═══ Records shown

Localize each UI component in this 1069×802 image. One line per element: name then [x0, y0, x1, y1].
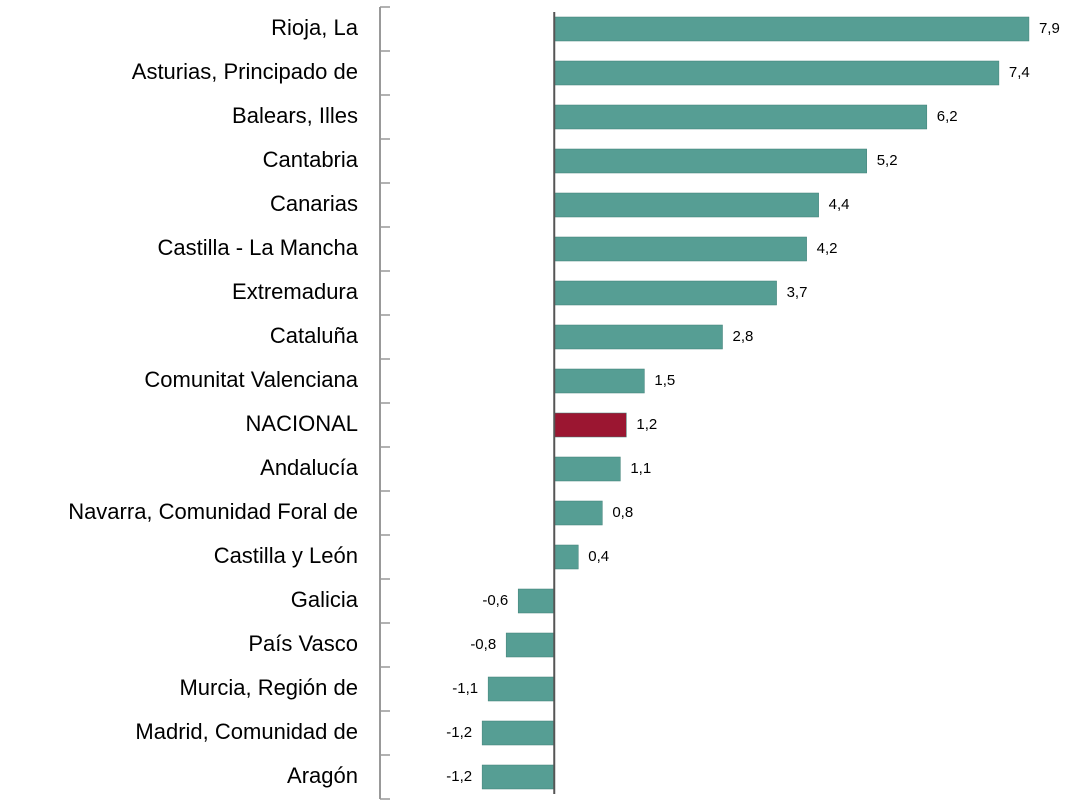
bar [554, 60, 1000, 86]
category-label: Castilla - La Mancha [157, 235, 358, 260]
category-label: Aragón [287, 763, 358, 788]
bar [554, 500, 603, 526]
bar [554, 16, 1030, 42]
bar [554, 324, 723, 350]
category-label: Extremadura [232, 279, 359, 304]
bar [554, 148, 867, 174]
value-label: -1,2 [446, 724, 472, 741]
bar [554, 104, 928, 130]
category-label: Cataluña [270, 323, 359, 348]
value-label: 1,1 [630, 460, 651, 477]
bar [481, 720, 555, 746]
value-label: 7,9 [1039, 20, 1060, 37]
bar [487, 676, 555, 702]
bar [554, 456, 621, 482]
value-label: -1,1 [452, 680, 478, 697]
category-label: Castilla y León [214, 543, 358, 568]
value-label: 1,2 [636, 416, 657, 433]
category-label: Asturias, Principado de [132, 59, 358, 84]
category-label: Madrid, Comunidad de [135, 719, 358, 744]
value-label: -1,2 [446, 768, 472, 785]
value-label: 6,2 [937, 108, 958, 125]
value-label: 4,4 [829, 196, 850, 213]
value-label: 3,7 [787, 284, 808, 301]
category-label: Andalucía [260, 455, 359, 480]
bar [505, 632, 555, 658]
value-label: 5,2 [877, 152, 898, 169]
bar [481, 764, 555, 790]
value-label: 4,2 [817, 240, 838, 257]
category-label: País Vasco [248, 631, 358, 656]
value-label: -0,6 [482, 592, 508, 609]
category-label: Comunitat Valenciana [144, 367, 358, 392]
value-label: 2,8 [733, 328, 754, 345]
category-label: Cantabria [263, 147, 359, 172]
category-label: Canarias [270, 191, 358, 216]
value-label: 1,5 [654, 372, 675, 389]
bar [554, 412, 627, 438]
category-label: Galicia [291, 587, 359, 612]
bar [517, 588, 555, 614]
category-label: Rioja, La [271, 15, 359, 40]
value-label: 0,4 [588, 548, 609, 565]
category-label: Navarra, Comunidad Foral de [68, 499, 358, 524]
category-label: Balears, Illes [232, 103, 358, 128]
value-label: -0,8 [470, 636, 496, 653]
bar [554, 368, 645, 394]
category-label: NACIONAL [246, 411, 358, 436]
bar [554, 192, 819, 218]
bar [554, 280, 777, 306]
category-label: Murcia, Región de [179, 675, 358, 700]
value-label: 7,4 [1009, 64, 1030, 81]
bar [554, 544, 579, 570]
value-label: 0,8 [612, 504, 633, 521]
bar [554, 236, 807, 262]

══════

> Work required
Copy out the data lines from the one containing "bar [554, 60, 1000, 86]" through the one containing "category-label: Asturias, Principado", both included, without changing a character.

> Solution to this exercise
bar [554, 60, 1000, 86]
category-label: Castilla - La Mancha [157, 235, 358, 260]
category-label: Aragón [287, 763, 358, 788]
bar [554, 500, 603, 526]
bar [554, 16, 1030, 42]
bar [554, 324, 723, 350]
category-label: Extremadura [232, 279, 359, 304]
bar [554, 148, 867, 174]
value-label: -1,2 [446, 724, 472, 741]
bar [554, 104, 928, 130]
category-label: Cataluña [270, 323, 359, 348]
value-label: 1,1 [630, 460, 651, 477]
bar [481, 720, 555, 746]
value-label: 7,9 [1039, 20, 1060, 37]
bar [487, 676, 555, 702]
bar [554, 456, 621, 482]
value-label: -1,1 [452, 680, 478, 697]
category-label: Castilla y León [214, 543, 358, 568]
value-label: 1,2 [636, 416, 657, 433]
category-label: Asturias, Principado de [132, 59, 358, 84]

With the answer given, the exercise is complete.